### WRITTEN EXERCISE
Omit the pictures, then write out every entry exactly as it reads.

### INFORMATION SUPPLIED
______________________________
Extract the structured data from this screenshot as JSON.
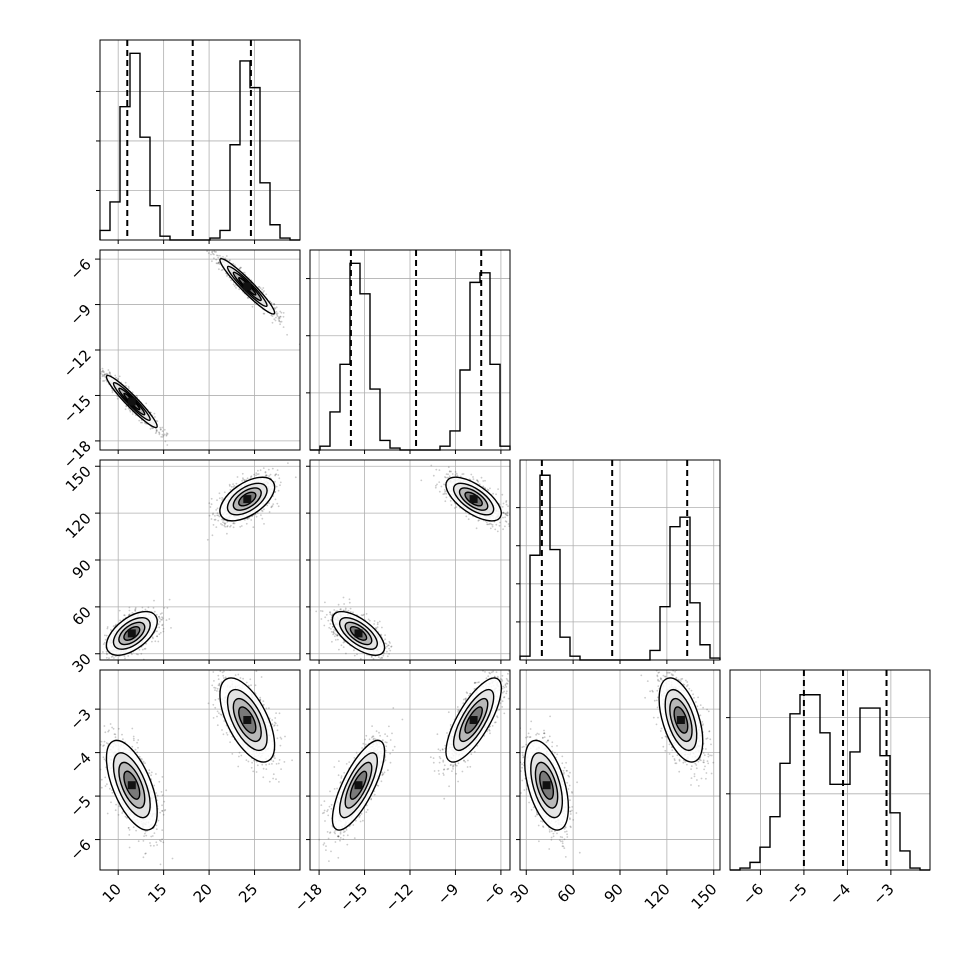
{
  "chart_data": {
    "type": "scatter",
    "style": "corner plot: 1-D histograms on the diagonal, 2-D scatter points with density contours below the diagonal",
    "grid": true,
    "colors": {
      "ink": "#000000",
      "grid": "#b0b0b0",
      "contour_fills": [
        "#ffffff",
        "#e4e4e4",
        "#b8b8b8",
        "#7a7a7a",
        "#111111"
      ],
      "points": "#444444"
    },
    "parameters": [
      {
        "range": [
          8,
          30
        ],
        "ticks": [
          10,
          15,
          20,
          25
        ],
        "tick_labels": [
          "10",
          "15",
          "20",
          "25"
        ],
        "quantiles": [
          11.0,
          18.2,
          24.6
        ],
        "modes": [
          {
            "center": 11.5,
            "sd": 1.3,
            "weight": 0.5
          },
          {
            "center": 24.2,
            "sd": 1.4,
            "weight": 0.5
          }
        ]
      },
      {
        "range": [
          -18.6,
          -5.4
        ],
        "ticks": [
          -18,
          -15,
          -12,
          -9,
          -6
        ],
        "tick_labels": [
          "−18",
          "−15",
          "−12",
          "−9",
          "−6"
        ],
        "quantiles": [
          -15.9,
          -11.6,
          -7.3
        ],
        "modes": [
          {
            "center": -15.4,
            "sd": 0.8,
            "weight": 0.5
          },
          {
            "center": -7.8,
            "sd": 0.85,
            "weight": 0.5
          }
        ]
      },
      {
        "range": [
          26,
          154
        ],
        "ticks": [
          30,
          60,
          90,
          120,
          150
        ],
        "tick_labels": [
          "30",
          "60",
          "90",
          "120",
          "150"
        ],
        "quantiles": [
          40,
          85,
          133
        ],
        "modes": [
          {
            "center": 43,
            "sd": 6.5,
            "weight": 0.5
          },
          {
            "center": 129,
            "sd": 6.5,
            "weight": 0.5
          }
        ]
      },
      {
        "range": [
          -6.7,
          -2.1
        ],
        "ticks": [
          -6,
          -5,
          -4,
          -3
        ],
        "tick_labels": [
          "−6",
          "−5",
          "−4",
          "−3"
        ],
        "quantiles": [
          -5.0,
          -4.1,
          -3.1
        ],
        "modes": [
          {
            "center": -4.75,
            "sd": 0.48,
            "weight": 0.5
          },
          {
            "center": -3.25,
            "sd": 0.45,
            "weight": 0.5
          }
        ]
      }
    ],
    "histograms": [
      {
        "param": 0,
        "bins": [
          8,
          9.1,
          10.2,
          11.3,
          12.4,
          13.5,
          14.6,
          15.7,
          16.8,
          17.9,
          19,
          20.1,
          21.2,
          22.3,
          23.4,
          24.5,
          25.6,
          26.7,
          27.8,
          28.9,
          30
        ],
        "counts": [
          0.05,
          0.2,
          0.7,
          0.98,
          0.54,
          0.18,
          0.02,
          0,
          0,
          0,
          0,
          0.01,
          0.05,
          0.5,
          0.94,
          0.8,
          0.3,
          0.08,
          0.01,
          0
        ],
        "yticks": [
          0.26,
          0.52,
          0.78
        ]
      },
      {
        "param": 1,
        "bins": [
          -18.6,
          -17.94,
          -17.28,
          -16.62,
          -15.96,
          -15.3,
          -14.64,
          -13.98,
          -13.32,
          -12.66,
          -12,
          -11.34,
          -10.68,
          -10.02,
          -9.36,
          -8.7,
          -8.04,
          -7.38,
          -6.72,
          -6.06,
          -5.4
        ],
        "counts": [
          0,
          0.02,
          0.2,
          0.45,
          0.98,
          0.82,
          0.32,
          0.05,
          0.01,
          0,
          0,
          0,
          0,
          0.02,
          0.1,
          0.42,
          0.88,
          0.93,
          0.45,
          0.02
        ],
        "yticks": [
          0.3,
          0.6,
          0.9
        ]
      },
      {
        "param": 2,
        "bins": [
          26,
          32.4,
          38.8,
          45.2,
          51.6,
          58,
          64.4,
          70.8,
          77.2,
          83.6,
          90,
          96.4,
          102.8,
          109.2,
          115.6,
          122,
          128.4,
          134.8,
          141.2,
          147.6,
          154
        ],
        "counts": [
          0.02,
          0.55,
          0.97,
          0.58,
          0.12,
          0.02,
          0,
          0,
          0,
          0,
          0,
          0,
          0,
          0.05,
          0.28,
          0.7,
          0.75,
          0.3,
          0.08,
          0.01
        ],
        "yticks": [
          0.2,
          0.4,
          0.6,
          0.8
        ]
      },
      {
        "param": 3,
        "bins": [
          -6.7,
          -6.47,
          -6.24,
          -6.01,
          -5.78,
          -5.55,
          -5.32,
          -5.09,
          -4.86,
          -4.63,
          -4.4,
          -4.17,
          -3.94,
          -3.71,
          -3.48,
          -3.25,
          -3.02,
          -2.79,
          -2.56,
          -2.33,
          -2.1
        ],
        "counts": [
          0,
          0.01,
          0.04,
          0.12,
          0.28,
          0.56,
          0.82,
          0.92,
          0.92,
          0.72,
          0.45,
          0.45,
          0.62,
          0.85,
          0.85,
          0.6,
          0.3,
          0.1,
          0.01,
          0
        ],
        "yticks": [
          0.4,
          0.8
        ]
      }
    ],
    "pairs": [
      {
        "x": 0,
        "y": 1,
        "correlation": -0.95,
        "points": 2000
      },
      {
        "x": 0,
        "y": 2,
        "correlation": 0.55,
        "points": 2000
      },
      {
        "x": 1,
        "y": 2,
        "correlation": -0.65,
        "points": 2000
      },
      {
        "x": 0,
        "y": 3,
        "correlation": -0.6,
        "points": 2000
      },
      {
        "x": 1,
        "y": 3,
        "correlation": 0.75,
        "points": 2000
      },
      {
        "x": 2,
        "y": 3,
        "correlation": -0.5,
        "points": 2000
      }
    ],
    "contour_levels": [
      0.1,
      0.3,
      0.55,
      0.8
    ],
    "title": "",
    "xlabel": "",
    "ylabel": ""
  }
}
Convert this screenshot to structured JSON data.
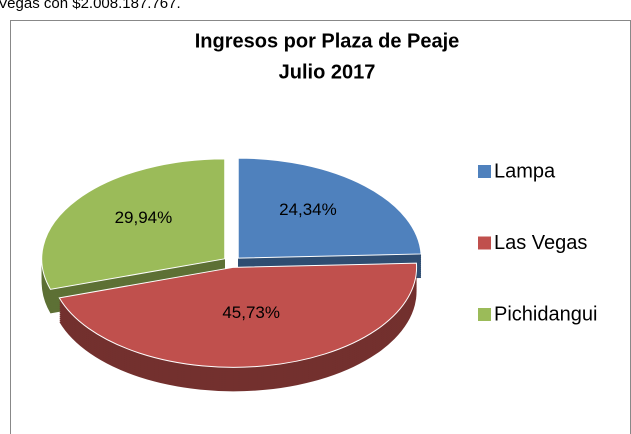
{
  "caption": "Vegas con $2.008.187.767.",
  "chart_data": {
    "type": "pie",
    "title": "Ingresos por Plaza de Peaje",
    "subtitle": "Julio 2017",
    "categories": [
      "Lampa",
      "Las Vegas",
      "Pichidangui"
    ],
    "values": [
      24.34,
      45.73,
      29.94
    ],
    "value_labels": [
      "24,34%",
      "45,73%",
      "29,94%"
    ],
    "colors": [
      "#4f81bd",
      "#c0504d",
      "#9bbb59"
    ],
    "legend": "right"
  }
}
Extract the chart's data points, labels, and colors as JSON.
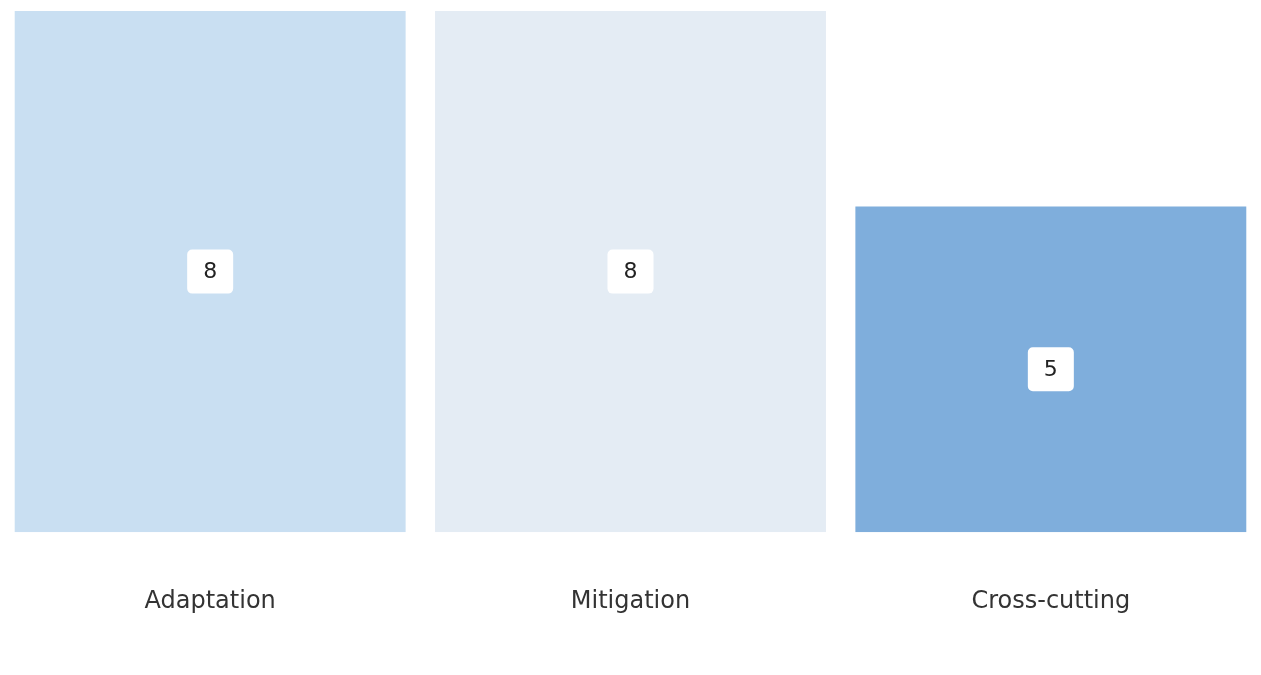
{
  "chart_data": {
    "type": "bar",
    "categories": [
      "Adaptation",
      "Mitigation",
      "Cross-cutting"
    ],
    "values": [
      8,
      8,
      5
    ],
    "colors": [
      "#c9dff2",
      "#e4ecf4",
      "#7faedc"
    ],
    "ylim": [
      0,
      8
    ],
    "data_labels": true,
    "grid": false,
    "legend": false
  }
}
______________________________
### TASK SOLUTION
Extract the structured data from this screenshot as JSON.
{
  "chart_data": {
    "type": "scatter",
    "style": "corner plot: 1-D histograms on the diagonal, 2-D scatter points with density contours below the diagonal",
    "grid": true,
    "colors": {
      "ink": "#000000",
      "grid": "#b0b0b0",
      "contour_fills": [
        "#ffffff",
        "#e4e4e4",
        "#b8b8b8",
        "#7a7a7a",
        "#111111"
      ],
      "points": "#444444"
    },
    "parameters": [
      {
        "range": [
          8,
          30
        ],
        "ticks": [
          10,
          15,
          20,
          25
        ],
        "tick_labels": [
          "10",
          "15",
          "20",
          "25"
        ],
        "quantiles": [
          11.0,
          18.2,
          24.6
        ],
        "modes": [
          {
            "center": 11.5,
            "sd": 1.3,
            "weight": 0.5
          },
          {
            "center": 24.2,
            "sd": 1.4,
            "weight": 0.5
          }
        ]
      },
      {
        "range": [
          -18.6,
          -5.4
        ],
        "ticks": [
          -18,
          -15,
          -12,
          -9,
          -6
        ],
        "tick_labels": [
          "−18",
          "−15",
          "−12",
          "−9",
          "−6"
        ],
        "quantiles": [
          -15.9,
          -11.6,
          -7.3
        ],
        "modes": [
          {
            "center": -15.4,
            "sd": 0.8,
            "weight": 0.5
          },
          {
            "center": -7.8,
            "sd": 0.85,
            "weight": 0.5
          }
        ]
      },
      {
        "range": [
          26,
          154
        ],
        "ticks": [
          30,
          60,
          90,
          120,
          150
        ],
        "tick_labels": [
          "30",
          "60",
          "90",
          "120",
          "150"
        ],
        "quantiles": [
          40,
          85,
          133
        ],
        "modes": [
          {
            "center": 43,
            "sd": 6.5,
            "weight": 0.5
          },
          {
            "center": 129,
            "sd": 6.5,
            "weight": 0.5
          }
        ]
      },
      {
        "range": [
          -6.7,
          -2.1
        ],
        "ticks": [
          -6,
          -5,
          -4,
          -3
        ],
        "tick_labels": [
          "−6",
          "−5",
          "−4",
          "−3"
        ],
        "quantiles": [
          -5.0,
          -4.1,
          -3.1
        ],
        "modes": [
          {
            "center": -4.75,
            "sd": 0.48,
            "weight": 0.5
          },
          {
            "center": -3.25,
            "sd": 0.45,
            "weight": 0.5
          }
        ]
      }
    ],
    "histograms": [
      {
        "param": 0,
        "bins": [
          8,
          9.1,
          10.2,
          11.3,
          12.4,
          13.5,
          14.6,
          15.7,
          16.8,
          17.9,
          19,
          20.1,
          21.2,
          22.3,
          23.4,
          24.5,
          25.6,
          26.7,
          27.8,
          28.9,
          30
        ],
        "counts": [
          0.05,
          0.2,
          0.7,
          0.98,
          0.54,
          0.18,
          0.02,
          0,
          0,
          0,
          0,
          0.01,
          0.05,
          0.5,
          0.94,
          0.8,
          0.3,
          0.08,
          0.01,
          0
        ],
        "yticks": [
          0.26,
          0.52,
          0.78
        ]
      },
      {
        "param": 1,
        "bins": [
          -18.6,
          -17.94,
          -17.28,
          -16.62,
          -15.96,
          -15.3,
          -14.64,
          -13.98,
          -13.32,
          -12.66,
          -12,
          -11.34,
          -10.68,
          -10.02,
          -9.36,
          -8.7,
          -8.04,
          -7.38,
          -6.72,
          -6.06,
          -5.4
        ],
        "counts": [
          0,
          0.02,
          0.2,
          0.45,
          0.98,
          0.82,
          0.32,
          0.05,
          0.01,
          0,
          0,
          0,
          0,
          0.02,
          0.1,
          0.42,
          0.88,
          0.93,
          0.45,
          0.02
        ],
        "yticks": [
          0.3,
          0.6,
          0.9
        ]
      },
      {
        "param": 2,
        "bins": [
          26,
          32.4,
          38.8,
          45.2,
          51.6,
          58,
          64.4,
          70.8,
          77.2,
          83.6,
          90,
          96.4,
          102.8,
          109.2,
          115.6,
          122,
          128.4,
          134.8,
          141.2,
          147.6,
          154
        ],
        "counts": [
          0.02,
          0.55,
          0.97,
          0.58,
          0.12,
          0.02,
          0,
          0,
          0,
          0,
          0,
          0,
          0,
          0.05,
          0.28,
          0.7,
          0.75,
          0.3,
          0.08,
          0.01
        ],
        "yticks": [
          0.2,
          0.4,
          0.6,
          0.8
        ]
      },
      {
        "param": 3,
        "bins": [
          -6.7,
          -6.47,
          -6.24,
          -6.01,
          -5.78,
          -5.55,
          -5.32,
          -5.09,
          -4.86,
          -4.63,
          -4.4,
          -4.17,
          -3.94,
          -3.71,
          -3.48,
          -3.25,
          -3.02,
          -2.79,
          -2.56,
          -2.33,
          -2.1
        ],
        "counts": [
          0,
          0.01,
          0.04,
          0.12,
          0.28,
          0.56,
          0.82,
          0.92,
          0.92,
          0.72,
          0.45,
          0.45,
          0.62,
          0.85,
          0.85,
          0.6,
          0.3,
          0.1,
          0.01,
          0
        ],
        "yticks": [
          0.4,
          0.8
        ]
      }
    ],
    "pairs": [
      {
        "x": 0,
        "y": 1,
        "correlation": -0.95,
        "points": 2000
      },
      {
        "x": 0,
        "y": 2,
        "correlation": 0.55,
        "points": 2000
      },
      {
        "x": 1,
        "y": 2,
        "correlation": -0.65,
        "points": 2000
      },
      {
        "x": 0,
        "y": 3,
        "correlation": -0.6,
        "points": 2000
      },
      {
        "x": 1,
        "y": 3,
        "correlation": 0.75,
        "points": 2000
      },
      {
        "x": 2,
        "y": 3,
        "correlation": -0.5,
        "points": 2000
      }
    ],
    "contour_levels": [
      0.1,
      0.3,
      0.55,
      0.8
    ],
    "title": "",
    "xlabel": "",
    "ylabel": ""
  }
}
Convert this screenshot to structured JSON data.
{
  "caption": "Vegas con $2.008.187.767.",
  "chart_data": {
    "type": "pie",
    "title": "Ingresos por Plaza de Peaje",
    "subtitle": "Julio 2017",
    "categories": [
      "Lampa",
      "Las Vegas",
      "Pichidangui"
    ],
    "values": [
      24.34,
      45.73,
      29.94
    ],
    "value_labels": [
      "24,34%",
      "45,73%",
      "29,94%"
    ],
    "colors": [
      "#4f81bd",
      "#c0504d",
      "#9bbb59"
    ],
    "legend": "right"
  }
}
Extract the chart's data points, labels, and colors as JSON.
{
  "chart_data": {
    "type": "bar",
    "categories": [
      "Adaptation",
      "Mitigation",
      "Cross-cutting"
    ],
    "values": [
      8,
      8,
      5
    ],
    "colors": [
      "#c9dff2",
      "#e4ecf4",
      "#7faedc"
    ],
    "ylim": [
      0,
      8
    ],
    "data_labels": true,
    "grid": false,
    "legend": false
  }
}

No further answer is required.